- _TASK INSTRUCTIONS_: Please copy all the lines that follow, word for word.

(Chart and figure data)
◆ ◆ ◆

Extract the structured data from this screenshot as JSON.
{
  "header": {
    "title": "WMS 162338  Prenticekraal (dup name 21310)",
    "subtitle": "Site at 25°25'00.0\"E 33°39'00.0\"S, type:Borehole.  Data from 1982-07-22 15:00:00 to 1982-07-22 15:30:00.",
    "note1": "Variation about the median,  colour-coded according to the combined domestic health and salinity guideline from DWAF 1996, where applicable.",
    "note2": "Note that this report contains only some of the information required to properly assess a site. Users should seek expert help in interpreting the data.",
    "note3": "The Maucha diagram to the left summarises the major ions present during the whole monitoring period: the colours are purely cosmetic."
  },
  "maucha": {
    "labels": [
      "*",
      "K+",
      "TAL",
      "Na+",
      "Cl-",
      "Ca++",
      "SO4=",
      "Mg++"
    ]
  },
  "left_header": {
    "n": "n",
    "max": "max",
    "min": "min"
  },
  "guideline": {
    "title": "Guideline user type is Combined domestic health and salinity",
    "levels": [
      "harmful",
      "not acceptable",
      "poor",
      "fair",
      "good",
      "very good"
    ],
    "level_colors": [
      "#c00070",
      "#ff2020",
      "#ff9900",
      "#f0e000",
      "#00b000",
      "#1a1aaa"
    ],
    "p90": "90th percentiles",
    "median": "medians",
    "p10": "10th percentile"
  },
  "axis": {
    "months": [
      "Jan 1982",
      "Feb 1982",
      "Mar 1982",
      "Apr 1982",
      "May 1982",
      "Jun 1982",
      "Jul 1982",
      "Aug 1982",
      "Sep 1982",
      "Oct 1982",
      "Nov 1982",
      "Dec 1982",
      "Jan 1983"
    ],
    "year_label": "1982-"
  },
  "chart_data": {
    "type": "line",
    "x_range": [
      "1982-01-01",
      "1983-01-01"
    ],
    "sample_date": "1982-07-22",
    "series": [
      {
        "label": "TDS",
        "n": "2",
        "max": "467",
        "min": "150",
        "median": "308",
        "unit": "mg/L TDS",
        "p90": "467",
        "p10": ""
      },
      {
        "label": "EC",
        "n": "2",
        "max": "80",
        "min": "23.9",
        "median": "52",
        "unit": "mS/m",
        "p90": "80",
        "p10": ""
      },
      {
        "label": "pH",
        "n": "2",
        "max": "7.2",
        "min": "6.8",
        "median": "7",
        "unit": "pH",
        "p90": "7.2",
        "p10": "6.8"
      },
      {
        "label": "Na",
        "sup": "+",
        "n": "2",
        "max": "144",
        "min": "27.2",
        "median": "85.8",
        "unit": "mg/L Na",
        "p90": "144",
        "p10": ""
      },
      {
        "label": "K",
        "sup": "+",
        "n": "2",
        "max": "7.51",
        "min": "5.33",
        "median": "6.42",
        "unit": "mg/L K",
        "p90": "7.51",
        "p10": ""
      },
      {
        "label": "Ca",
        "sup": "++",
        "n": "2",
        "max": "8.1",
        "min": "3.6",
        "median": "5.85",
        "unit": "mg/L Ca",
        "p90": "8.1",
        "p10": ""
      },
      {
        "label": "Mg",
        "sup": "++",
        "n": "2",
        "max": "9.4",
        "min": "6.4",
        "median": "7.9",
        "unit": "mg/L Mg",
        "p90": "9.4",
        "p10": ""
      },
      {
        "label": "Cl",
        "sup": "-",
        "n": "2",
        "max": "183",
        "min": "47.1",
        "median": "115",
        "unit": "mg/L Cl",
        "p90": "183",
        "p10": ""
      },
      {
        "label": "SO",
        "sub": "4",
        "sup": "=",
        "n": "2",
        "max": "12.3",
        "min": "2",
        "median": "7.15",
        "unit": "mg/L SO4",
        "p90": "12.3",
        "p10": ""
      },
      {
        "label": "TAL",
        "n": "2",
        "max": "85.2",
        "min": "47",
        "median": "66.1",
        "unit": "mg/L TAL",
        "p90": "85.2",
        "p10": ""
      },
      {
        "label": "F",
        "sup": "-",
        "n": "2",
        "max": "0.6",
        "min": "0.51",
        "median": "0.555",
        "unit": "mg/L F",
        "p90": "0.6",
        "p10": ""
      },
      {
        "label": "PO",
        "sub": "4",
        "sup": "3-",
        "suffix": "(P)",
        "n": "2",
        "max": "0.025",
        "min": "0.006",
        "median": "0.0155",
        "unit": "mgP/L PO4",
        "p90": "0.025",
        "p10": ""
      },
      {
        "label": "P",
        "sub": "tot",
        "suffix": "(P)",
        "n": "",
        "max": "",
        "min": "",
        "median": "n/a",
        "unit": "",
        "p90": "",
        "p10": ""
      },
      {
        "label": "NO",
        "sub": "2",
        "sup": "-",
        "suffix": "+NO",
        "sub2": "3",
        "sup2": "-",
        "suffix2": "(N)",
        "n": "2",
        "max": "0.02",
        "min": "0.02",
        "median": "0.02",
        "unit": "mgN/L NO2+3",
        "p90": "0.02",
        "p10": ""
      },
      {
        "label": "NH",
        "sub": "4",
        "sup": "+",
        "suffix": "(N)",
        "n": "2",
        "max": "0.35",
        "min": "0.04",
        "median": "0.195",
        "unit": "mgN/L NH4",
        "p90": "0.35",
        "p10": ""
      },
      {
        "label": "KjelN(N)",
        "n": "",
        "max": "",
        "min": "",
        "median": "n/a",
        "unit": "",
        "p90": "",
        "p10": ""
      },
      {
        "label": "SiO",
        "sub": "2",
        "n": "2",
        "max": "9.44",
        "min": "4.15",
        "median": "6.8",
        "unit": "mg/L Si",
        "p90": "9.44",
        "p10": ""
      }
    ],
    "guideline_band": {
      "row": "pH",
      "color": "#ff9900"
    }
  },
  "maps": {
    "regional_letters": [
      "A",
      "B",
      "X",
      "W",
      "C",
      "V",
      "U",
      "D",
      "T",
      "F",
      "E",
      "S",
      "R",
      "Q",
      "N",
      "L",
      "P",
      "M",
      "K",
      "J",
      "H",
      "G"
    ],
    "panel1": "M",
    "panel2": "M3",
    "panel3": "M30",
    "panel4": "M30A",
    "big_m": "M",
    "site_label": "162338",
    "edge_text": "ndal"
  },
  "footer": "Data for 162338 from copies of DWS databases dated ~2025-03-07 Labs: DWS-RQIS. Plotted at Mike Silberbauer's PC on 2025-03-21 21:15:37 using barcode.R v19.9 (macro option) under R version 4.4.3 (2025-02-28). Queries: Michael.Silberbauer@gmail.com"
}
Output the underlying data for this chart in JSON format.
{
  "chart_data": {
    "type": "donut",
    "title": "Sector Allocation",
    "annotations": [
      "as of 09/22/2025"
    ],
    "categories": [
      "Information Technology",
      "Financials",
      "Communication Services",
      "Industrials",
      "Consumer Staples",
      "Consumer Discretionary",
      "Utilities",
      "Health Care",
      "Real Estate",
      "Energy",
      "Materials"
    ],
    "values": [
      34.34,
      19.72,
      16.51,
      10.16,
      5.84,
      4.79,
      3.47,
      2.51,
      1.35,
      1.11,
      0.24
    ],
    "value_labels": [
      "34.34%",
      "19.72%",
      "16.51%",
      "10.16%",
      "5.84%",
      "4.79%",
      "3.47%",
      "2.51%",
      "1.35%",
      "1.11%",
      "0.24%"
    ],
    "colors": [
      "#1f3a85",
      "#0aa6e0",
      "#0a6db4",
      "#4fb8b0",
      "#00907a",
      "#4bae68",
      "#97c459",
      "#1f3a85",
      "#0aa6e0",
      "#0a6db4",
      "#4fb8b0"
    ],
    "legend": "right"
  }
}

◆ ◆ ◆

- _OUTPUT OF THE TASK_:
Extract the structured data from this screenshot as JSON.
{
  "header": {
    "title": "WMS 162338  Prenticekraal (dup name 21310)",
    "subtitle": "Site at 25°25'00.0\"E 33°39'00.0\"S, type:Borehole.  Data from 1982-07-22 15:00:00 to 1982-07-22 15:30:00.",
    "note1": "Variation about the median,  colour-coded according to the combined domestic health and salinity guideline from DWAF 1996, where applicable.",
    "note2": "Note that this report contains only some of the information required to properly assess a site. Users should seek expert help in interpreting the data.",
    "note3": "The Maucha diagram to the left summarises the major ions present during the whole monitoring period: the colours are purely cosmetic."
  },
  "maucha": {
    "labels": [
      "*",
      "K+",
      "TAL",
      "Na+",
      "Cl-",
      "Ca++",
      "SO4=",
      "Mg++"
    ]
  },
  "left_header": {
    "n": "n",
    "max": "max",
    "min": "min"
  },
  "guideline": {
    "title": "Guideline user type is Combined domestic health and salinity",
    "levels": [
      "harmful",
      "not acceptable",
      "poor",
      "fair",
      "good",
      "very good"
    ],
    "level_colors": [
      "#c00070",
      "#ff2020",
      "#ff9900",
      "#f0e000",
      "#00b000",
      "#1a1aaa"
    ],
    "p90": "90th percentiles",
    "median": "medians",
    "p10": "10th percentile"
  },
  "axis": {
    "months": [
      "Jan 1982",
      "Feb 1982",
      "Mar 1982",
      "Apr 1982",
      "May 1982",
      "Jun 1982",
      "Jul 1982",
      "Aug 1982",
      "Sep 1982",
      "Oct 1982",
      "Nov 1982",
      "Dec 1982",
      "Jan 1983"
    ],
    "year_label": "1982-"
  },
  "chart_data": {
    "type": "line",
    "x_range": [
      "1982-01-01",
      "1983-01-01"
    ],
    "sample_date": "1982-07-22",
    "series": [
      {
        "label": "TDS",
        "n": "2",
        "max": "467",
        "min": "150",
        "median": "308",
        "unit": "mg/L TDS",
        "p90": "467",
        "p10": ""
      },
      {
        "label": "EC",
        "n": "2",
        "max": "80",
        "min": "23.9",
        "median": "52",
        "unit": "mS/m",
        "p90": "80",
        "p10": ""
      },
      {
        "label": "pH",
        "n": "2",
        "max": "7.2",
        "min": "6.8",
        "median": "7",
        "unit": "pH",
        "p90": "7.2",
        "p10": "6.8"
      },
      {
        "label": "Na",
        "sup": "+",
        "n": "2",
        "max": "144",
        "min": "27.2",
        "median": "85.8",
        "unit": "mg/L Na",
        "p90": "144",
        "p10": ""
      },
      {
        "label": "K",
        "sup": "+",
        "n": "2",
        "max": "7.51",
        "min": "5.33",
        "median": "6.42",
        "unit": "mg/L K",
        "p90": "7.51",
        "p10": ""
      },
      {
        "label": "Ca",
        "sup": "++",
        "n": "2",
        "max": "8.1",
        "min": "3.6",
        "median": "5.85",
        "unit": "mg/L Ca",
        "p90": "8.1",
        "p10": ""
      },
      {
        "label": "Mg",
        "sup": "++",
        "n": "2",
        "max": "9.4",
        "min": "6.4",
        "median": "7.9",
        "unit": "mg/L Mg",
        "p90": "9.4",
        "p10": ""
      },
      {
        "label": "Cl",
        "sup": "-",
        "n": "2",
        "max": "183",
        "min": "47.1",
        "median": "115",
        "unit": "mg/L Cl",
        "p90": "183",
        "p10": ""
      },
      {
        "label": "SO",
        "sub": "4",
        "sup": "=",
        "n": "2",
        "max": "12.3",
        "min": "2",
        "median": "7.15",
        "unit": "mg/L SO4",
        "p90": "12.3",
        "p10": ""
      },
      {
        "label": "TAL",
        "n": "2",
        "max": "85.2",
        "min": "47",
        "median": "66.1",
        "unit": "mg/L TAL",
        "p90": "85.2",
        "p10": ""
      },
      {
        "label": "F",
        "sup": "-",
        "n": "2",
        "max": "0.6",
        "min": "0.51",
        "median": "0.555",
        "unit": "mg/L F",
        "p90": "0.6",
        "p10": ""
      },
      {
        "label": "PO",
        "sub": "4",
        "sup": "3-",
        "suffix": "(P)",
        "n": "2",
        "max": "0.025",
        "min": "0.006",
        "median": "0.0155",
        "unit": "mgP/L PO4",
        "p90": "0.025",
        "p10": ""
      },
      {
        "label": "P",
        "sub": "tot",
        "suffix": "(P)",
        "n": "",
        "max": "",
        "min": "",
        "median": "n/a",
        "unit": "",
        "p90": "",
        "p10": ""
      },
      {
        "label": "NO",
        "sub": "2",
        "sup": "-",
        "suffix": "+NO",
        "sub2": "3",
        "sup2": "-",
        "suffix2": "(N)",
        "n": "2",
        "max": "0.02",
        "min": "0.02",
        "median": "0.02",
        "unit": "mgN/L NO2+3",
        "p90": "0.02",
        "p10": ""
      },
      {
        "label": "NH",
        "sub": "4",
        "sup": "+",
        "suffix": "(N)",
        "n": "2",
        "max": "0.35",
        "min": "0.04",
        "median": "0.195",
        "unit": "mgN/L NH4",
        "p90": "0.35",
        "p10": ""
      },
      {
        "label": "KjelN(N)",
        "n": "",
        "max": "",
        "min": "",
        "median": "n/a",
        "unit": "",
        "p90": "",
        "p10": ""
      },
      {
        "label": "SiO",
        "sub": "2",
        "n": "2",
        "max": "9.44",
        "min": "4.15",
        "median": "6.8",
        "unit": "mg/L Si",
        "p90": "9.44",
        "p10": ""
      }
    ],
    "guideline_band": {
      "row": "pH",
      "color": "#ff9900"
    }
  },
  "maps": {
    "regional_letters": [
      "A",
      "B",
      "X",
      "W",
      "C",
      "V",
      "U",
      "D",
      "T",
      "F",
      "E",
      "S",
      "R",
      "Q",
      "N",
      "L",
      "P",
      "M",
      "K",
      "J",
      "H",
      "G"
    ],
    "panel1": "M",
    "panel2": "M3",
    "panel3": "M30",
    "panel4": "M30A",
    "big_m": "M",
    "site_label": "162338",
    "edge_text": "ndal"
  },
  "footer": "Data for 162338 from copies of DWS databases dated ~2025-03-07 Labs: DWS-RQIS. Plotted at Mike Silberbauer's PC on 2025-03-21 21:15:37 using barcode.R v19.9 (macro option) under R version 4.4.3 (2025-02-28). Queries: Michael.Silberbauer@gmail.com"
}
Output the underlying data for this chart in JSON format.
{
  "chart_data": {
    "type": "donut",
    "title": "Sector Allocation",
    "annotations": [
      "as of 09/22/2025"
    ],
    "categories": [
      "Information Technology",
      "Financials",
      "Communication Services",
      "Industrials",
      "Consumer Staples",
      "Consumer Discretionary",
      "Utilities",
      "Health Care",
      "Real Estate",
      "Energy",
      "Materials"
    ],
    "values": [
      34.34,
      19.72,
      16.51,
      10.16,
      5.84,
      4.79,
      3.47,
      2.51,
      1.35,
      1.11,
      0.24
    ],
    "value_labels": [
      "34.34%",
      "19.72%",
      "16.51%",
      "10.16%",
      "5.84%",
      "4.79%",
      "3.47%",
      "2.51%",
      "1.35%",
      "1.11%",
      "0.24%"
    ],
    "colors": [
      "#1f3a85",
      "#0aa6e0",
      "#0a6db4",
      "#4fb8b0",
      "#00907a",
      "#4bae68",
      "#97c459",
      "#1f3a85",
      "#0aa6e0",
      "#0a6db4",
      "#4fb8b0"
    ],
    "legend": "right"
  }
}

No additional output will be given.